Goal:
Each record is to be printed again precisely as it reads.

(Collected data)
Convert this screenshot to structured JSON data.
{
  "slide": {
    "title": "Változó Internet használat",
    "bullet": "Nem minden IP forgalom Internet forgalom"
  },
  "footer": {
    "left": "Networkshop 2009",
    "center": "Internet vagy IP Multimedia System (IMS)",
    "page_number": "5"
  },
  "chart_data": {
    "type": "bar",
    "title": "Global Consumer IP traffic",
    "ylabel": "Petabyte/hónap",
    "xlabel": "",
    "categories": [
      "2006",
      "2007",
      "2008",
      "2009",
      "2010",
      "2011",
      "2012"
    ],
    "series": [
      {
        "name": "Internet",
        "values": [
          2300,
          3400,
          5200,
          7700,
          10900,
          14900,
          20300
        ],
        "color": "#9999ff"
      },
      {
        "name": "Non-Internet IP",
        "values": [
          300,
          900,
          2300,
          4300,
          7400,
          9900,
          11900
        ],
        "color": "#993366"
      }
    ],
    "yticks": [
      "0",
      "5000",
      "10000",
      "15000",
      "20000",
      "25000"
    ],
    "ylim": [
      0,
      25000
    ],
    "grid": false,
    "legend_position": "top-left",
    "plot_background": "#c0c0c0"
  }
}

Result of this exercise:
Convert this screenshot to structured JSON data.
{
  "slide": {
    "title": "Változó Internet használat",
    "bullet": "Nem minden IP forgalom Internet forgalom"
  },
  "footer": {
    "left": "Networkshop 2009",
    "center": "Internet vagy IP Multimedia System (IMS)",
    "page_number": "5"
  },
  "chart_data": {
    "type": "bar",
    "title": "Global Consumer IP traffic",
    "ylabel": "Petabyte/hónap",
    "xlabel": "",
    "categories": [
      "2006",
      "2007",
      "2008",
      "2009",
      "2010",
      "2011",
      "2012"
    ],
    "series": [
      {
        "name": "Internet",
        "values": [
          2300,
          3400,
          5200,
          7700,
          10900,
          14900,
          20300
        ],
        "color": "#9999ff"
      },
      {
        "name": "Non-Internet IP",
        "values": [
          300,
          900,
          2300,
          4300,
          7400,
          9900,
          11900
        ],
        "color": "#993366"
      }
    ],
    "yticks": [
      "0",
      "5000",
      "10000",
      "15000",
      "20000",
      "25000"
    ],
    "ylim": [
      0,
      25000
    ],
    "grid": false,
    "legend_position": "top-left",
    "plot_background": "#c0c0c0"
  }
}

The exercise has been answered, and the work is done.